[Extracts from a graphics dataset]
____________________

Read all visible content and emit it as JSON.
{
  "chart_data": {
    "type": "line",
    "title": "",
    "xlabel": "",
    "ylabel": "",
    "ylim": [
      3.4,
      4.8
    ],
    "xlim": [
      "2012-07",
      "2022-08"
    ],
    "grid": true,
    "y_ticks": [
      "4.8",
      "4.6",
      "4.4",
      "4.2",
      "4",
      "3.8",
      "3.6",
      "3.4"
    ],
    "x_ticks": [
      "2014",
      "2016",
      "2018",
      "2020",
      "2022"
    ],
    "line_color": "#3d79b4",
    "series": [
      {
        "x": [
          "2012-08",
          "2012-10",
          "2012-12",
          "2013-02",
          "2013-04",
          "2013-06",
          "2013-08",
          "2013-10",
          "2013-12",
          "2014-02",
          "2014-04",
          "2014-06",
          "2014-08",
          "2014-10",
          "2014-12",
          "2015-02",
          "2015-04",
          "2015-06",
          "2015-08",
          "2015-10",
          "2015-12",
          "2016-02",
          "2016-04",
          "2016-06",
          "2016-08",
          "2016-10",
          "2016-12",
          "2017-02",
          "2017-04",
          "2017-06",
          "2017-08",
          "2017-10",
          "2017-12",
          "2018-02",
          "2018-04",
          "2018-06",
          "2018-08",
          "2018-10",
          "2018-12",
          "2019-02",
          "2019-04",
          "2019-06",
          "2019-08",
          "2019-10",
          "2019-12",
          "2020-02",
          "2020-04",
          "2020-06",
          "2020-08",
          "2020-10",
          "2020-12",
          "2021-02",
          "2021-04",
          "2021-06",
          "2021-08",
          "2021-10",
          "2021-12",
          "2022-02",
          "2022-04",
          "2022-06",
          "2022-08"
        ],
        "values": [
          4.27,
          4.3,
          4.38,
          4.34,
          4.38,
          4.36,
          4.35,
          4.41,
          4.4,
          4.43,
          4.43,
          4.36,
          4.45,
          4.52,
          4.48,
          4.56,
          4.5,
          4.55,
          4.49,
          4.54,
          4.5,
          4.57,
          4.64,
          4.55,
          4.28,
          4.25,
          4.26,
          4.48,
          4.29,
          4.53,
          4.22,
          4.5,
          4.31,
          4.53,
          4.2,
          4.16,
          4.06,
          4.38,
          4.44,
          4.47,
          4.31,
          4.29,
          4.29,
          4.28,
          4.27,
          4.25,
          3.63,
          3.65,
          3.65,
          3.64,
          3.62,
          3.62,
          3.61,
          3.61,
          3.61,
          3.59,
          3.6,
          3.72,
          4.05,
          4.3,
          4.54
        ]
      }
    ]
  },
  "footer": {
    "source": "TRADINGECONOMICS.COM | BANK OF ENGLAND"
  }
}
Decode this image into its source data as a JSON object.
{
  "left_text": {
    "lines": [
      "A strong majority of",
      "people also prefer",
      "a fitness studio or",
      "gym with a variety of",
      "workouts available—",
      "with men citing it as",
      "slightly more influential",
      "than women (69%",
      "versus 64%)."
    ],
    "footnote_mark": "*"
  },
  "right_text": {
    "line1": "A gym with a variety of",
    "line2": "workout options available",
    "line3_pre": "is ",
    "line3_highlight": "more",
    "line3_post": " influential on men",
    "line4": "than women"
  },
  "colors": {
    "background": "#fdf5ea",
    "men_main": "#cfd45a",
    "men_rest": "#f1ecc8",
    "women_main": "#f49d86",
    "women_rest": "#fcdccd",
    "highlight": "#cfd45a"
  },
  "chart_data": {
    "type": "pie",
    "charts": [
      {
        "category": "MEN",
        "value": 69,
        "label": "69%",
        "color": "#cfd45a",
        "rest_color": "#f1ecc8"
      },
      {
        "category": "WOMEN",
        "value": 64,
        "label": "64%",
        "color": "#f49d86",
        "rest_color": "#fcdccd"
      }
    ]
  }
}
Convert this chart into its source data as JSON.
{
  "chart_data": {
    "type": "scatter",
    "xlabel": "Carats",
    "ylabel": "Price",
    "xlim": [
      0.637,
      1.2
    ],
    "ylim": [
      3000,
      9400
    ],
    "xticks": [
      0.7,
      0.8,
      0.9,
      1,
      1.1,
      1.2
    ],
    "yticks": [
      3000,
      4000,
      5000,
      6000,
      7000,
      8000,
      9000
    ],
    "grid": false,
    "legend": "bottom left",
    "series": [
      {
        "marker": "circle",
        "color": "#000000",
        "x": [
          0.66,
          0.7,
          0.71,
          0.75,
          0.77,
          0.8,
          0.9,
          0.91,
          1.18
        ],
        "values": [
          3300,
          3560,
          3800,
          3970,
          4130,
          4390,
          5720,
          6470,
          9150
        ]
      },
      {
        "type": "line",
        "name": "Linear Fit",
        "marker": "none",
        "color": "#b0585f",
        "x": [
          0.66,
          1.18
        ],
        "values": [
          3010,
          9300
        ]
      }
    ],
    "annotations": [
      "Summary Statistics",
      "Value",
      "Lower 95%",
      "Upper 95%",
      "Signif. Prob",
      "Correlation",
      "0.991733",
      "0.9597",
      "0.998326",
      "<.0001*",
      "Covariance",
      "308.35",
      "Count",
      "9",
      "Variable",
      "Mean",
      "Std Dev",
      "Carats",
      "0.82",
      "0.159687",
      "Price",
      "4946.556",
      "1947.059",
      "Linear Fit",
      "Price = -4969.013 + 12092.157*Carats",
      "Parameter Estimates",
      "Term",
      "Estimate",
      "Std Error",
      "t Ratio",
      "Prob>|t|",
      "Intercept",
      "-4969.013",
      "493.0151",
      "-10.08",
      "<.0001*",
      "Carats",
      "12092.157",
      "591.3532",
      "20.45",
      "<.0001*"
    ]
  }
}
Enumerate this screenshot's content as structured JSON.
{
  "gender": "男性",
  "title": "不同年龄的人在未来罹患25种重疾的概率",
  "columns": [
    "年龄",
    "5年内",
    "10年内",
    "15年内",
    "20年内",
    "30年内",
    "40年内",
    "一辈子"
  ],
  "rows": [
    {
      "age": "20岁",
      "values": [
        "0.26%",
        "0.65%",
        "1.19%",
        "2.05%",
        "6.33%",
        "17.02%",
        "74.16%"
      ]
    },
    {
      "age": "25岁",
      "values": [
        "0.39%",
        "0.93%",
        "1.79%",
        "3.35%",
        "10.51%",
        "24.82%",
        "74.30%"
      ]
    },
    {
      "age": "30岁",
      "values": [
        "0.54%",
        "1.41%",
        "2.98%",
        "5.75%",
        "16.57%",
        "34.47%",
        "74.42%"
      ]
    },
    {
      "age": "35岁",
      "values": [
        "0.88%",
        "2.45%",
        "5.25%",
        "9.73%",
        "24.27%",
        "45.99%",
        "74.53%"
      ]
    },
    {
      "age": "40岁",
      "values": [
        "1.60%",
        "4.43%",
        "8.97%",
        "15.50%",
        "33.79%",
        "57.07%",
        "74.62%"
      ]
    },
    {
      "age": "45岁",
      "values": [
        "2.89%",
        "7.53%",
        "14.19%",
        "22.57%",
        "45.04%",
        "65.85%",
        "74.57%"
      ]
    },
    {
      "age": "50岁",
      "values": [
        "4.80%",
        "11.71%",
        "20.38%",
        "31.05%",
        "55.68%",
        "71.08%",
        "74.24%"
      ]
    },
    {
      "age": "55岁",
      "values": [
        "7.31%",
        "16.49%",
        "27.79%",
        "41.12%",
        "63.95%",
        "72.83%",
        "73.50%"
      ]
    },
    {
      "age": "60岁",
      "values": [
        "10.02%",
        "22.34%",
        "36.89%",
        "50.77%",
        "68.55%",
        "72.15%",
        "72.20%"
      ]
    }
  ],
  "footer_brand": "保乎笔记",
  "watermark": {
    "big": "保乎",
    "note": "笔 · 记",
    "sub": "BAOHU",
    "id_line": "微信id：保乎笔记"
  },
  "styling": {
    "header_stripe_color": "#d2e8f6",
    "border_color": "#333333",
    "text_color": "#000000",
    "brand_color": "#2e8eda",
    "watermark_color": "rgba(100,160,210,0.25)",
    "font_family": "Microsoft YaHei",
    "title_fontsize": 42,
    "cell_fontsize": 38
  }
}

____________________

Work instructions ▸
Reproduce each line of the entries in which the word "with" is found.

Response for this exercise ▸
      "gym with a variety of",
      "with men citing it as",
    "line1": "A gym with a variety of",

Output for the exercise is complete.